**Task prompt**
Look through the records and report how many lines include the word "rack", with no other words.

Begin Dataset rows

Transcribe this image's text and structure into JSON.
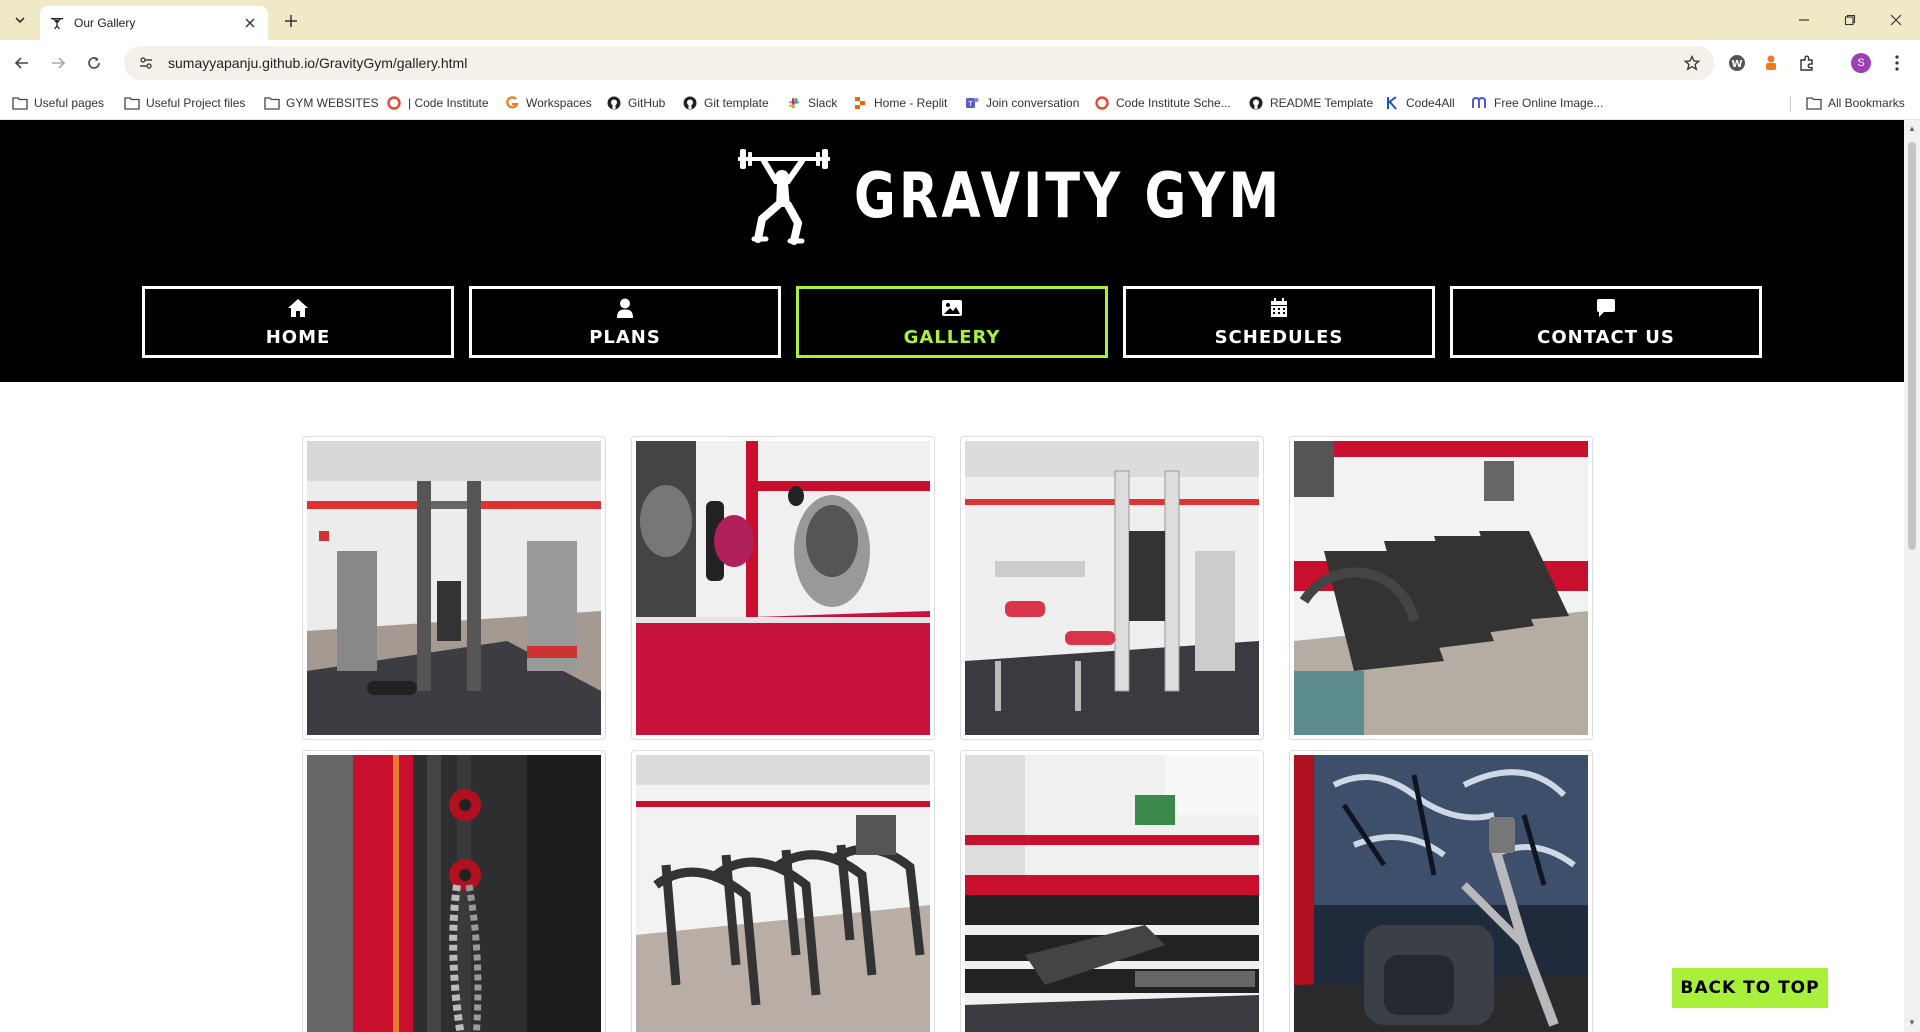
{
  "browser": {
    "tab_title": "Our Gallery",
    "url": "sumayyapanju.github.io/GravityGym/gallery.html",
    "profile_initial": "S",
    "bookmarks": [
      {
        "label": "Useful pages",
        "icon": "folder-icon"
      },
      {
        "label": "Useful Project files",
        "icon": "folder-icon"
      },
      {
        "label": "GYM WEBSITES",
        "icon": "folder-icon"
      },
      {
        "label": "| Code Institute",
        "icon": "code-institute-icon"
      },
      {
        "label": "Workspaces",
        "icon": "workspaces-icon"
      },
      {
        "label": "GitHub",
        "icon": "github-icon"
      },
      {
        "label": "Git template",
        "icon": "github-icon"
      },
      {
        "label": "Slack",
        "icon": "slack-icon"
      },
      {
        "label": "Home - Replit",
        "icon": "replit-icon"
      },
      {
        "label": "Join conversation",
        "icon": "teams-icon"
      },
      {
        "label": "Code Institute Sche...",
        "icon": "code-institute-icon"
      },
      {
        "label": "README Template",
        "icon": "github-icon"
      },
      {
        "label": "Code4All",
        "icon": "code4all-icon"
      },
      {
        "label": "Free Online Image...",
        "icon": "image-tool-icon"
      }
    ],
    "all_bookmarks_label": "All Bookmarks"
  },
  "site": {
    "logo_text": "GRAVITY GYM",
    "nav": [
      {
        "label": "HOME",
        "icon": "home-icon",
        "active": false
      },
      {
        "label": "PLANS",
        "icon": "user-icon",
        "active": false
      },
      {
        "label": "GALLERY",
        "icon": "image-icon",
        "active": true
      },
      {
        "label": "SCHEDULES",
        "icon": "calendar-icon",
        "active": false
      },
      {
        "label": "CONTACT US",
        "icon": "chat-icon",
        "active": false
      }
    ],
    "gallery": [
      {
        "subject": "gym-machines-floor"
      },
      {
        "subject": "boxing-area"
      },
      {
        "subject": "weight-machines"
      },
      {
        "subject": "treadmills"
      },
      {
        "subject": "rack-chains"
      },
      {
        "subject": "stair-climbers"
      },
      {
        "subject": "dumbbell-rack"
      },
      {
        "subject": "graffiti-elliptical"
      }
    ],
    "back_to_top": "BACK TO TOP"
  },
  "colors": {
    "accent": "#a8f03a",
    "header_bg": "#000000",
    "tabbar_bg": "#f1e8c5"
  }
}
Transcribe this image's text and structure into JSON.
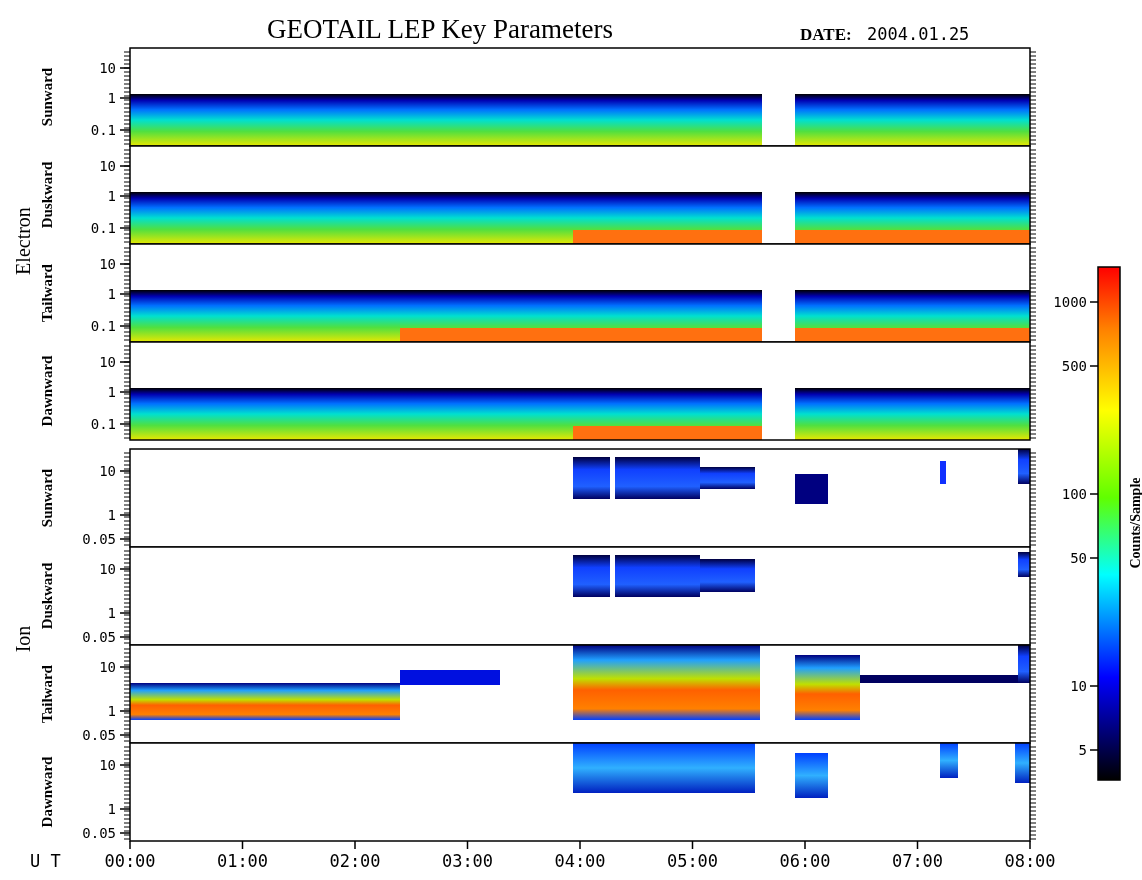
{
  "title": "GEOTAIL LEP Key Parameters",
  "date_label": "DATE:",
  "date": "2004.01.25",
  "groups": [
    {
      "label": "Electron",
      "panels": [
        {
          "label": "Sunward",
          "yticks": [
            "10",
            "1",
            "0.1"
          ]
        },
        {
          "label": "Duskward",
          "yticks": [
            "10",
            "1",
            "0.1"
          ]
        },
        {
          "label": "Tailward",
          "yticks": [
            "10",
            "1",
            "0.1"
          ]
        },
        {
          "label": "Dawnward",
          "yticks": [
            "10",
            "1",
            "0.1"
          ]
        }
      ]
    },
    {
      "label": "Ion",
      "panels": [
        {
          "label": "Sunward",
          "yticks": [
            "10",
            "1",
            "0.05"
          ]
        },
        {
          "label": "Duskward",
          "yticks": [
            "10",
            "1",
            "0.05"
          ]
        },
        {
          "label": "Tailward",
          "yticks": [
            "10",
            "1",
            "0.05"
          ]
        },
        {
          "label": "Dawnward",
          "yticks": [
            "10",
            "1",
            "0.05"
          ]
        }
      ]
    }
  ],
  "colorbar": {
    "label": "Counts/Sample",
    "ticks": [
      "1000",
      "500",
      "100",
      "50",
      "10",
      "5"
    ]
  },
  "time_axis": {
    "label": "U T",
    "ticks": [
      "00:00",
      "01:00",
      "02:00",
      "03:00",
      "04:00",
      "05:00",
      "06:00",
      "07:00",
      "08:00"
    ]
  }
}
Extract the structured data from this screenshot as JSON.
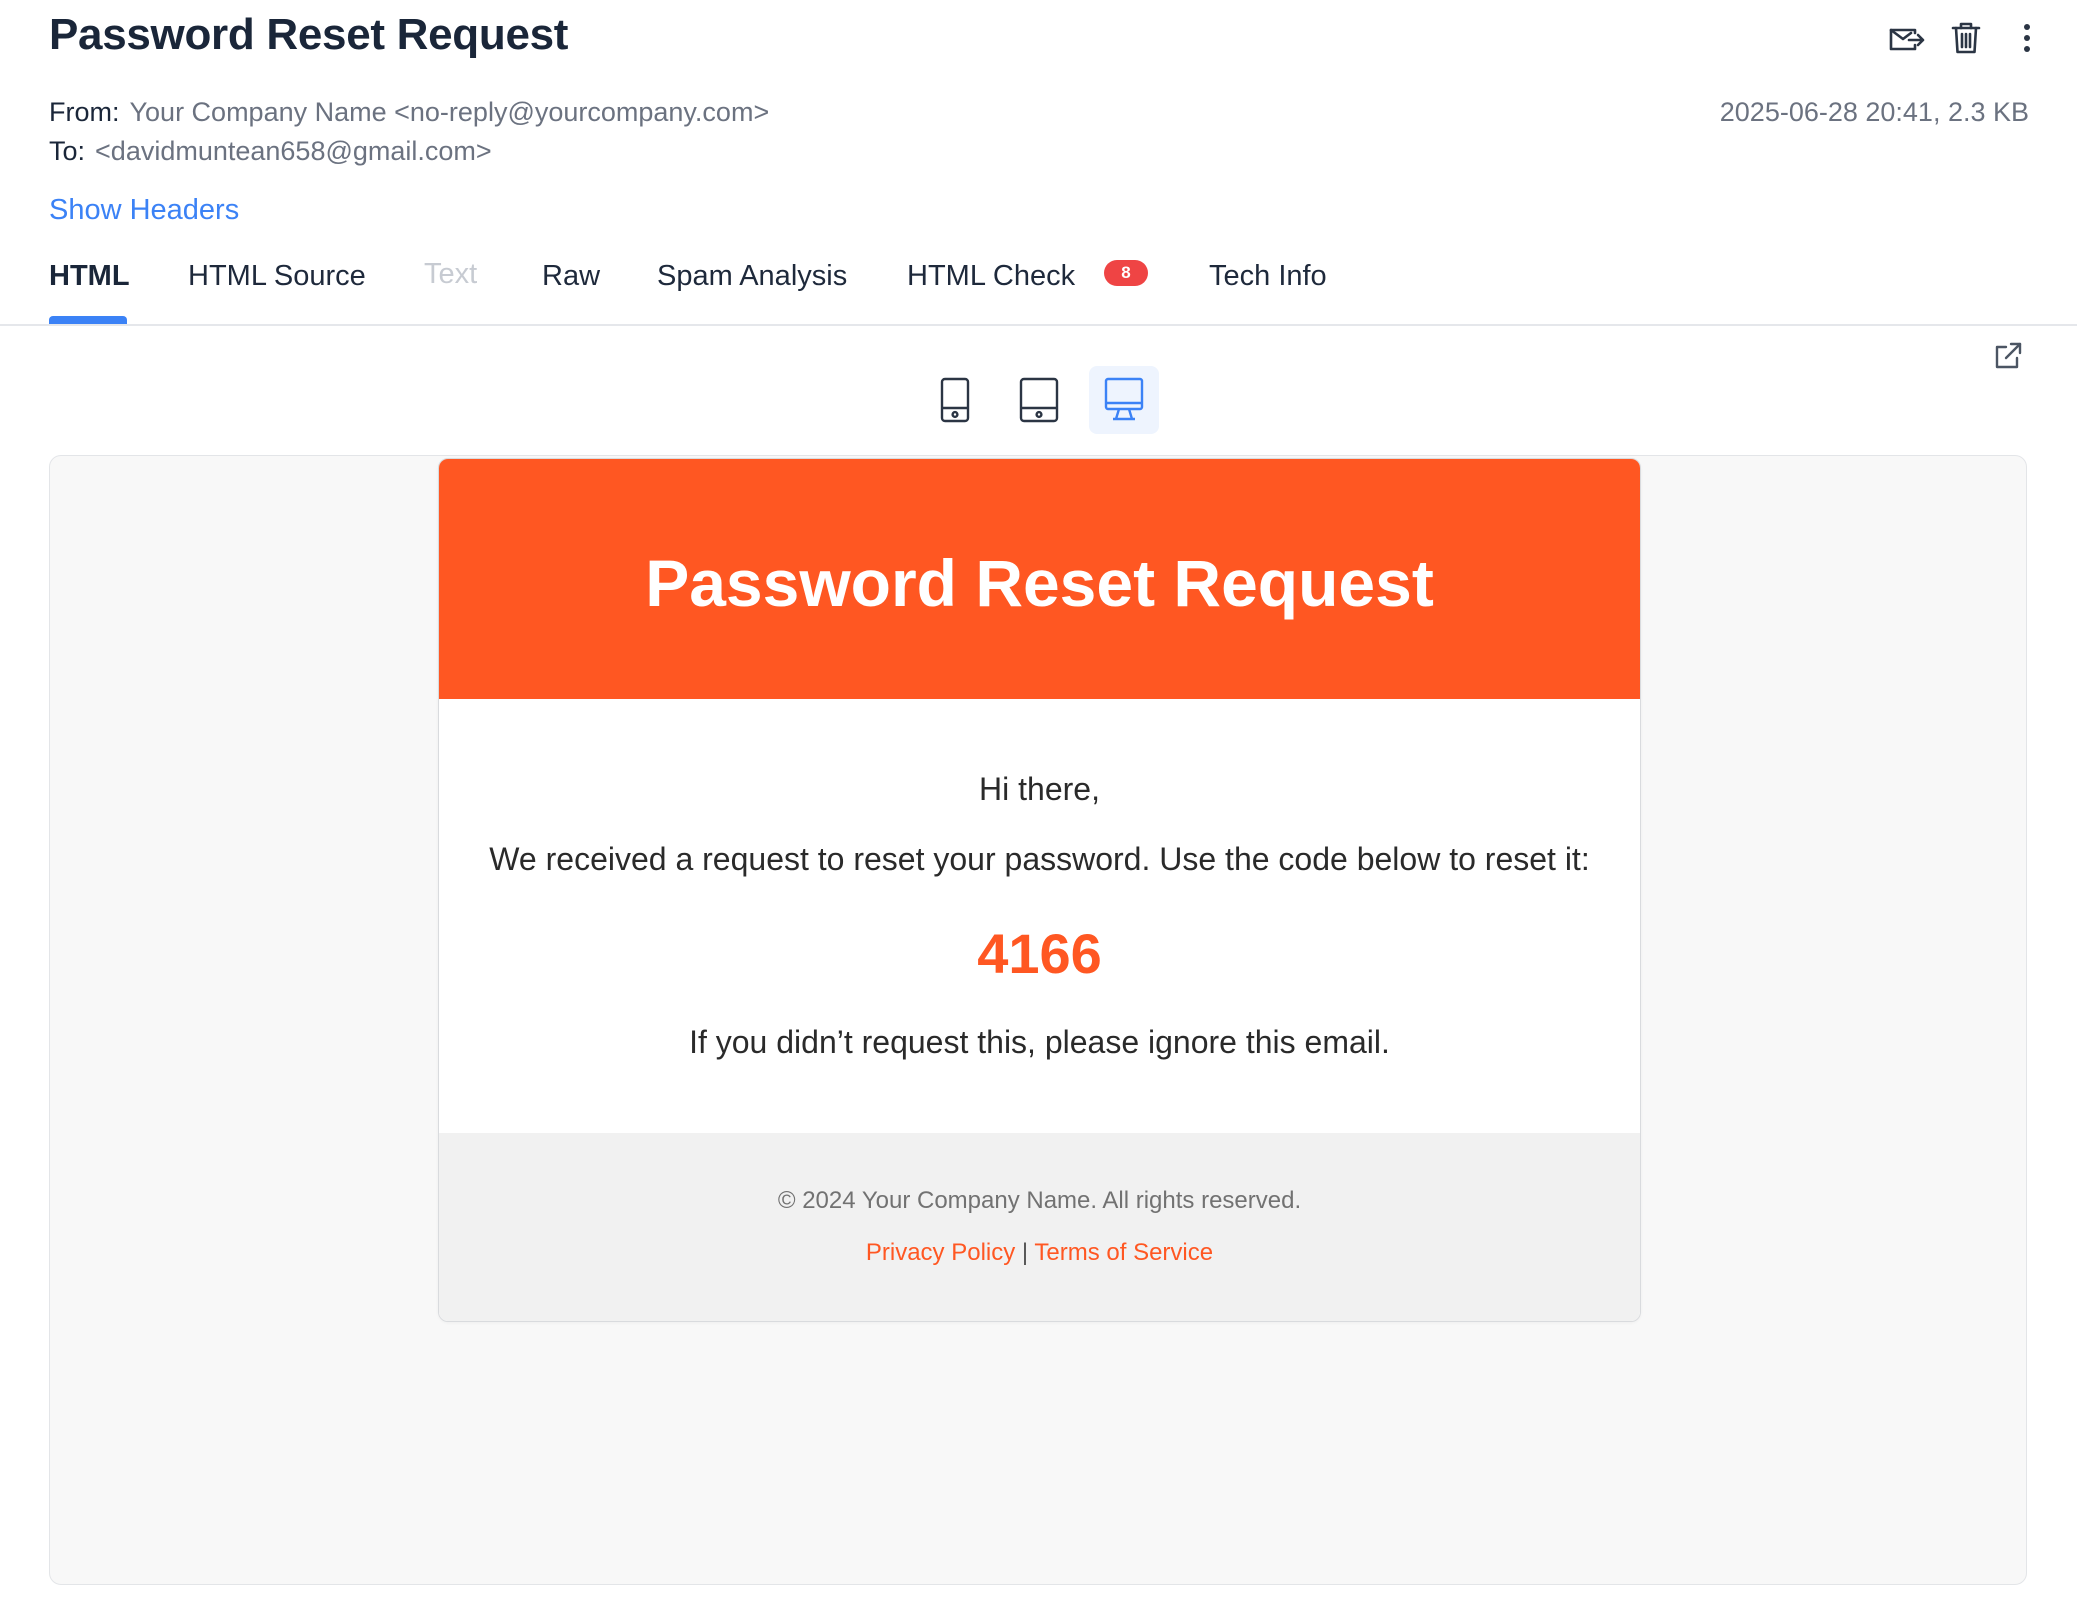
{
  "message": {
    "subject": "Password Reset Request",
    "from_label": "From:",
    "from_value": "Your Company Name <no-reply@yourcompany.com>",
    "to_label": "To:",
    "to_value": "<davidmuntean658@gmail.com>",
    "date_size": "2025-06-28 20:41, 2.3 KB",
    "show_headers": "Show Headers"
  },
  "actions": [
    {
      "icon": "forward-mail-icon"
    },
    {
      "icon": "trash-icon"
    },
    {
      "icon": "more-vertical-icon"
    }
  ],
  "tabs": [
    {
      "label": "HTML",
      "active": true
    },
    {
      "label": "HTML Source"
    },
    {
      "label": "Text",
      "disabled": true
    },
    {
      "label": "Raw"
    },
    {
      "label": "Spam Analysis"
    },
    {
      "label": "HTML Check",
      "badge": "8"
    },
    {
      "label": "Tech Info"
    }
  ],
  "device_toggle": {
    "options": [
      "mobile",
      "tablet",
      "desktop"
    ],
    "selected": "desktop"
  },
  "email": {
    "header_title": "Password Reset Request",
    "greeting": "Hi there,",
    "intro": "We received a request to reset your password. Use the code below to reset it:",
    "code": "4166",
    "ignore_note": "If you didn’t request this, please ignore this email.",
    "copyright": "© 2024 Your Company Name. All rights reserved.",
    "privacy_link": "Privacy Policy",
    "link_separator": "|",
    "terms_link": "Terms of Service"
  },
  "colors": {
    "accent": "#3b82f6",
    "brand_orange": "#ff5722",
    "badge_red": "#ef4444"
  }
}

End Dataset rows

**Response to this task**
2